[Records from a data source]
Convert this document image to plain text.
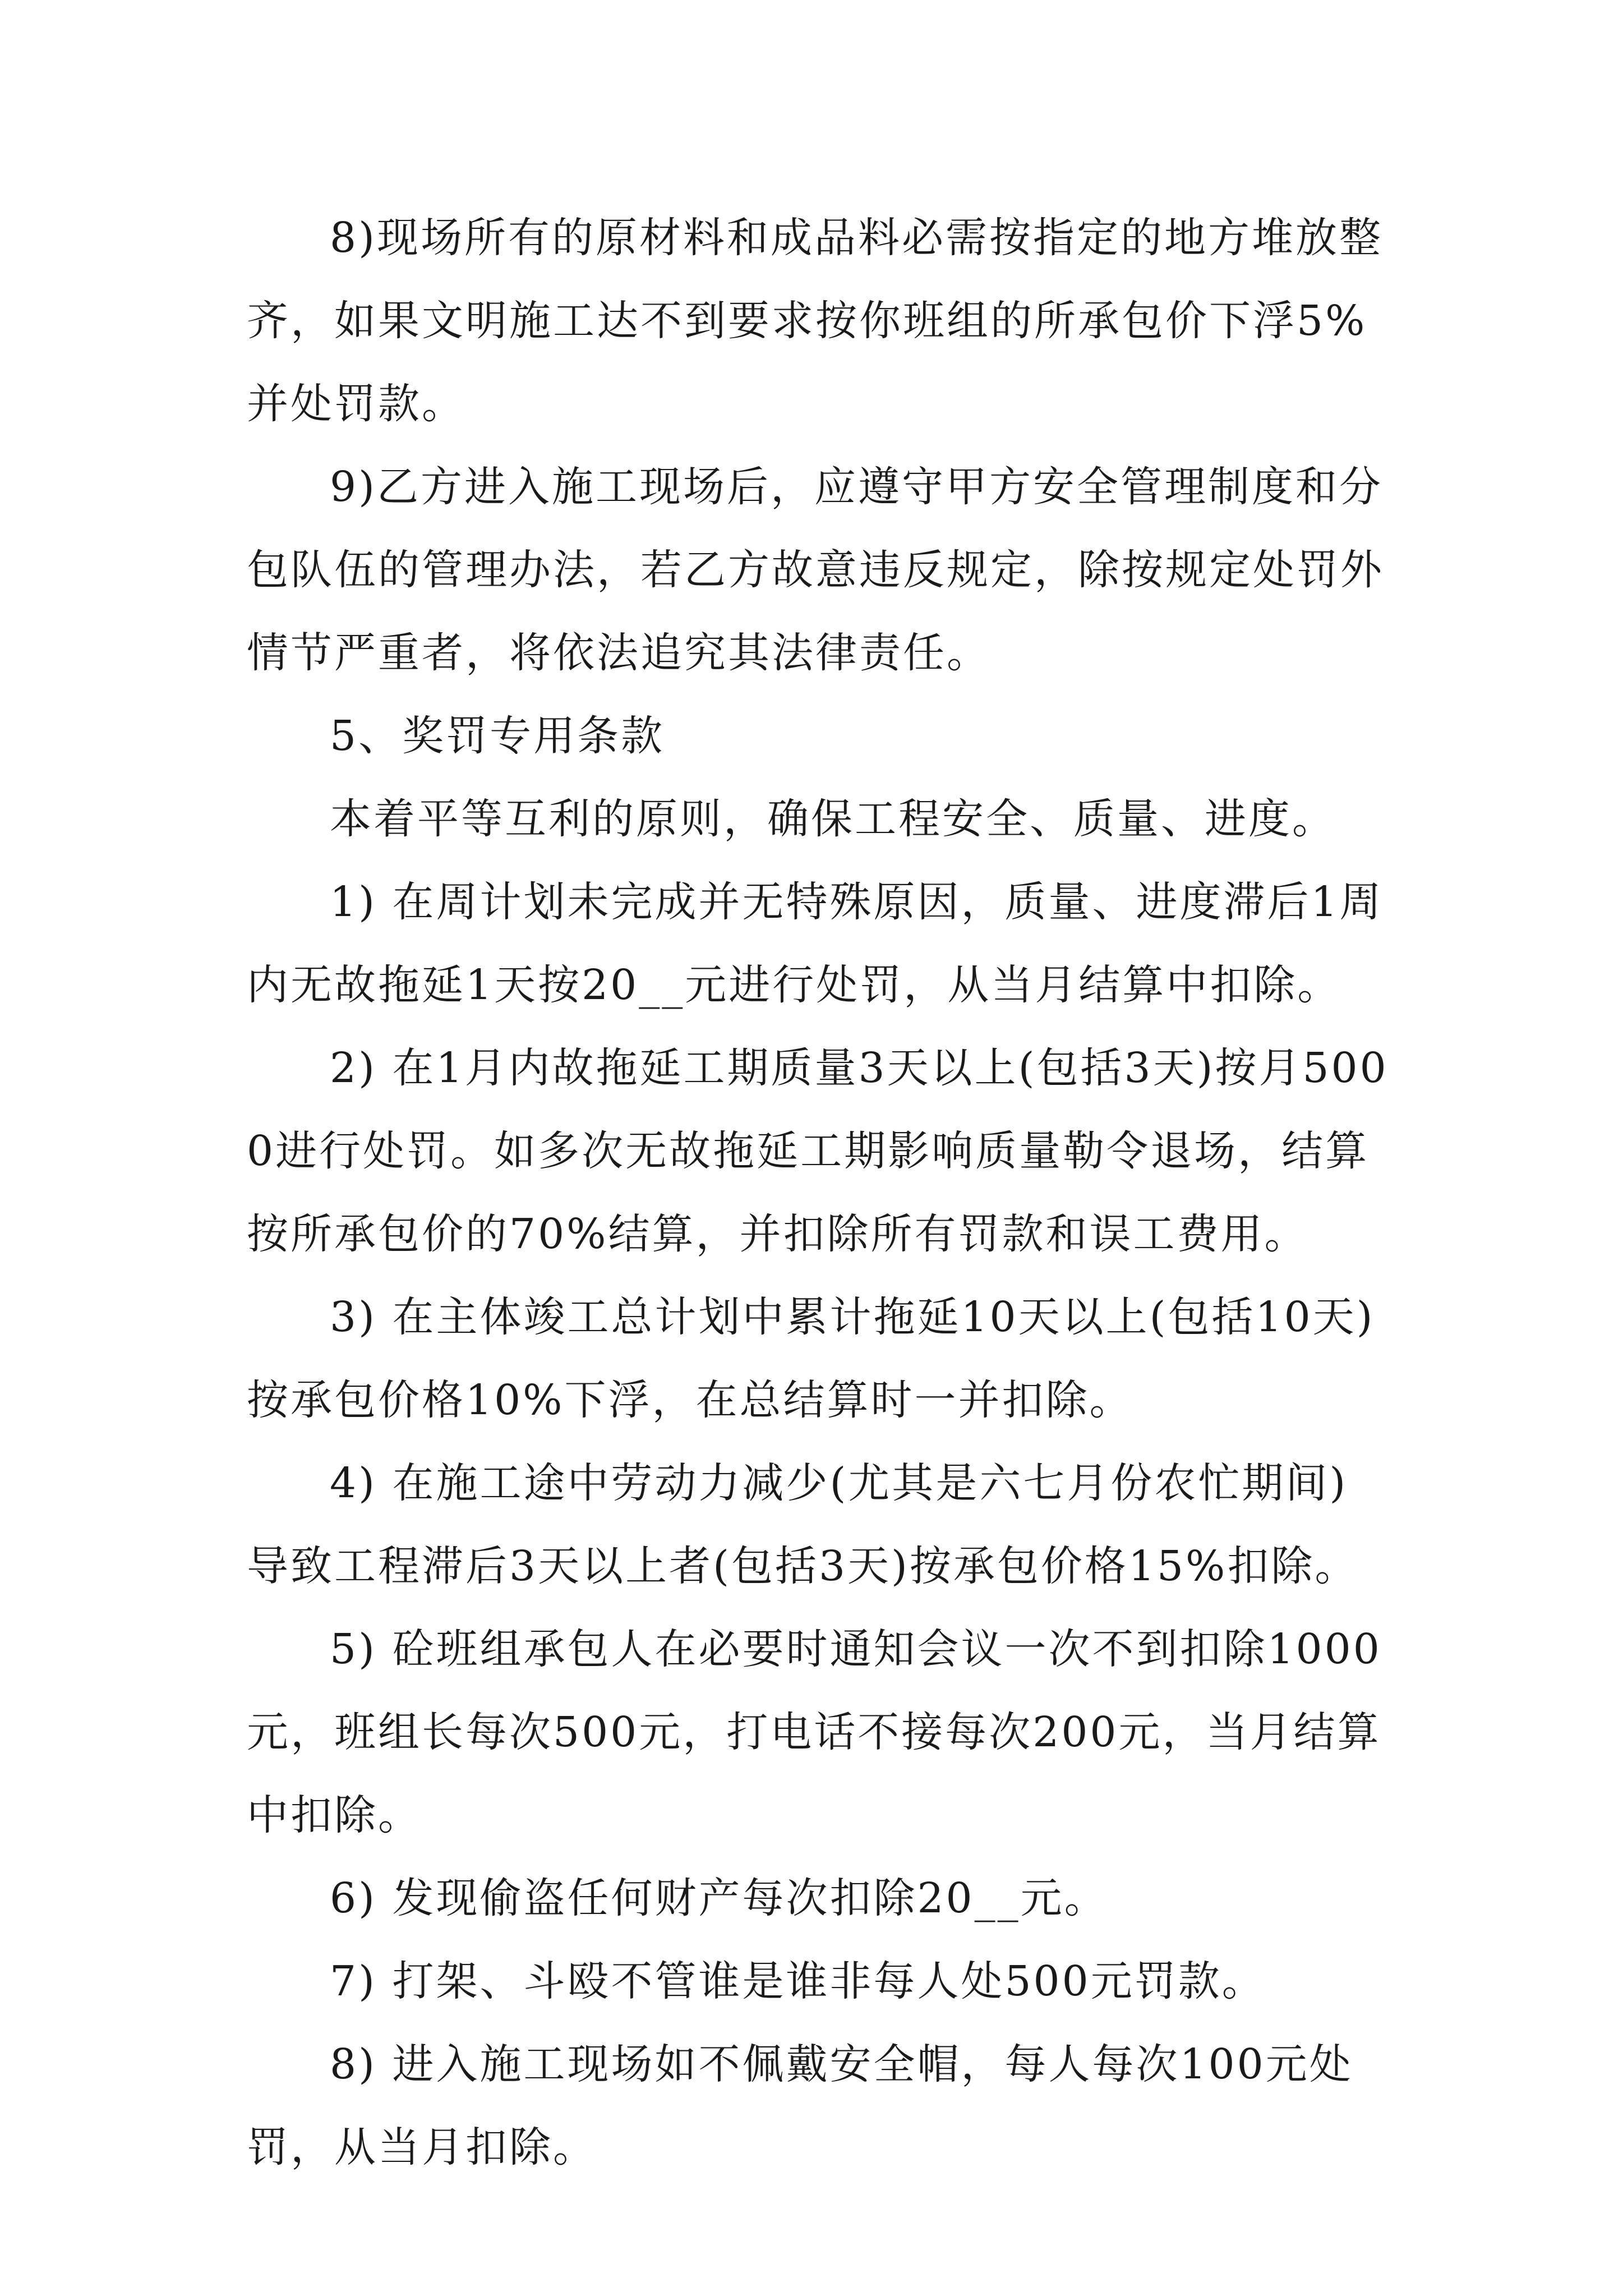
8)现场所有的原材料和成品料必需按指定的地方堆放整齐，如果文明施工达不到要求按你班组的所承包价下浮5%并处罚款。

9)乙方进入施工现场后，应遵守甲方安全管理制度和分包队伍的管理办法，若乙方故意违反规定，除按规定处罚外情节严重者，将依法追究其法律责任。

5、奖罚专用条款

本着平等互利的原则，确保工程安全、质量、进度。

1) 在周计划未完成并无特殊原因，质量、进度滞后1周内无故拖延1天按20__元进行处罚，从当月结算中扣除。

2) 在1月内故拖延工期质量3天以上(包括3天)按月5000进行处罚。如多次无故拖延工期影响质量勒令退场，结算按所承包价的70%结算，并扣除所有罚款和误工费用。

3) 在主体竣工总计划中累计拖延10天以上(包括10天)按承包价格10%下浮，在总结算时一并扣除。

4) 在施工途中劳动力减少(尤其是六七月份农忙期间)导致工程滞后3天以上者(包括3天)按承包价格15%扣除。

5) 砼班组承包人在必要时通知会议一次不到扣除1000元，班组长每次500元，打电话不接每次200元，当月结算中扣除。

6) 发现偷盗任何财产每次扣除20__元。

7) 打架、斗殴不管谁是谁非每人处500元罚款。

8) 进入施工现场如不佩戴安全帽，每人每次100元处罚，从当月扣除。
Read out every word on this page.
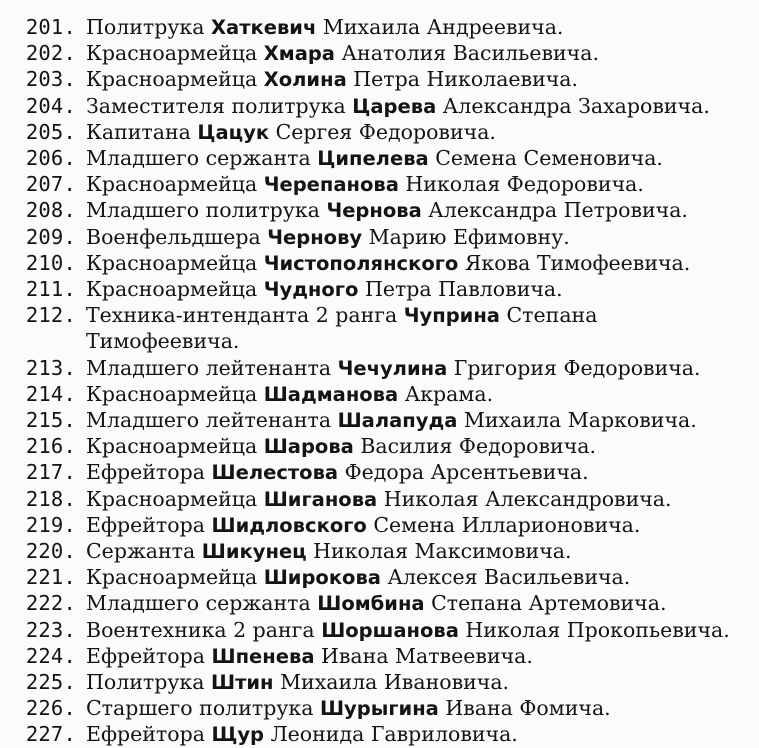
201. Политрука Хаткевич Михаила Андреевича.
202. Красноармейца Хмара Анатолия Васильевича.
203. Красноармейца Холина Петра Николаевича.
204. Заместителя политрука Царева Александра Захаровича.
205. Капитана Цацук Сергея Федоровича.
206. Младшего сержанта Ципелева Семена Семеновича.
207. Красноармейца Черепанова Николая Федоровича.
208. Младшего политрука Чернова Александра Петровича.
209. Военфельдшера Чернову Марию Ефимовну.
210. Красноармейца Чистополянского Якова Тимофеевича.
211. Красноармейца Чудного Петра Павловича.
212. Техника-интенданта 2 ранга Чуприна Степана
Тимофеевича.
213. Младшего лейтенанта Чечулина Григория Федоровича.
214. Красноармейца Шадманова Акрама.
215. Младшего лейтенанта Шалапуда Михаила Марковича.
216. Красноармейца Шарова Василия Федоровича.
217. Ефрейтора Шелестова Федора Арсентьевича.
218. Красноармейца Шиганова Николая Александровича.
219. Ефрейтора Шидловского Семена Илларионовича.
220. Сержанта Шикунец Николая Максимовича.
221. Красноармейца Широкова Алексея Васильевича.
222. Младшего сержанта Шомбина Степана Артемовича.
223. Воентехника 2 ранга Шоршанова Николая Прокопьевича.
224. Ефрейтора Шпенева Ивана Матвеевича.
225. Политрука Штин Михаила Ивановича.
226. Старшего политрука Шурыгина Ивана Фомича.
227. Ефрейтора Щур Леонида Гавриловича.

--- Directions for this task ---
From start to finish, output the listing exactly, but omit its pictures.

--- Solution to this task ---
Convert this document image to plain text.
8)现场所有的原材料和成品料必需按指定的地方堆放整齐，如果文明施工达不到要求按你班组的所承包价下浮5%并处罚款。

9)乙方进入施工现场后，应遵守甲方安全管理制度和分包队伍的管理办法，若乙方故意违反规定，除按规定处罚外情节严重者，将依法追究其法律责任。

5、奖罚专用条款

本着平等互利的原则，确保工程安全、质量、进度。

1) 在周计划未完成并无特殊原因，质量、进度滞后1周内无故拖延1天按20__元进行处罚，从当月结算中扣除。

2) 在1月内故拖延工期质量3天以上(包括3天)按月5000进行处罚。如多次无故拖延工期影响质量勒令退场，结算按所承包价的70%结算，并扣除所有罚款和误工费用。

3) 在主体竣工总计划中累计拖延10天以上(包括10天)按承包价格10%下浮，在总结算时一并扣除。

4) 在施工途中劳动力减少(尤其是六七月份农忙期间)导致工程滞后3天以上者(包括3天)按承包价格15%扣除。

5) 砼班组承包人在必要时通知会议一次不到扣除1000元，班组长每次500元，打电话不接每次200元，当月结算中扣除。

6) 发现偷盗任何财产每次扣除20__元。

7) 打架、斗殴不管谁是谁非每人处500元罚款。

8) 进入施工现场如不佩戴安全帽，每人每次100元处罚，从当月扣除。
Read out every word on this page.
201. Политрука Хаткевич Михаила Андреевича.
202. Красноармейца Хмара Анатолия Васильевича.
203. Красноармейца Холина Петра Николаевича.
204. Заместителя политрука Царева Александра Захаровича.
205. Капитана Цацук Сергея Федоровича.
206. Младшего сержанта Ципелева Семена Семеновича.
207. Красноармейца Черепанова Николая Федоровича.
208. Младшего политрука Чернова Александра Петровича.
209. Военфельдшера Чернову Марию Ефимовну.
210. Красноармейца Чистополянского Якова Тимофеевича.
211. Красноармейца Чудного Петра Павловича.
212. Техника-интенданта 2 ранга Чуприна Степана
Тимофеевича.
213. Младшего лейтенанта Чечулина Григория Федоровича.
214. Красноармейца Шадманова Акрама.
215. Младшего лейтенанта Шалапуда Михаила Марковича.
216. Красноармейца Шарова Василия Федоровича.
217. Ефрейтора Шелестова Федора Арсентьевича.
218. Красноармейца Шиганова Николая Александровича.
219. Ефрейтора Шидловского Семена Илларионовича.
220. Сержанта Шикунец Николая Максимовича.
221. Красноармейца Широкова Алексея Васильевича.
222. Младшего сержанта Шомбина Степана Артемовича.
223. Воентехника 2 ранга Шоршанова Николая Прокопьевича.
224. Ефрейтора Шпенева Ивана Матвеевича.
225. Политрука Штин Михаила Ивановича.
226. Старшего политрука Шурыгина Ивана Фомича.
227. Ефрейтора Щур Леонида Гавриловича.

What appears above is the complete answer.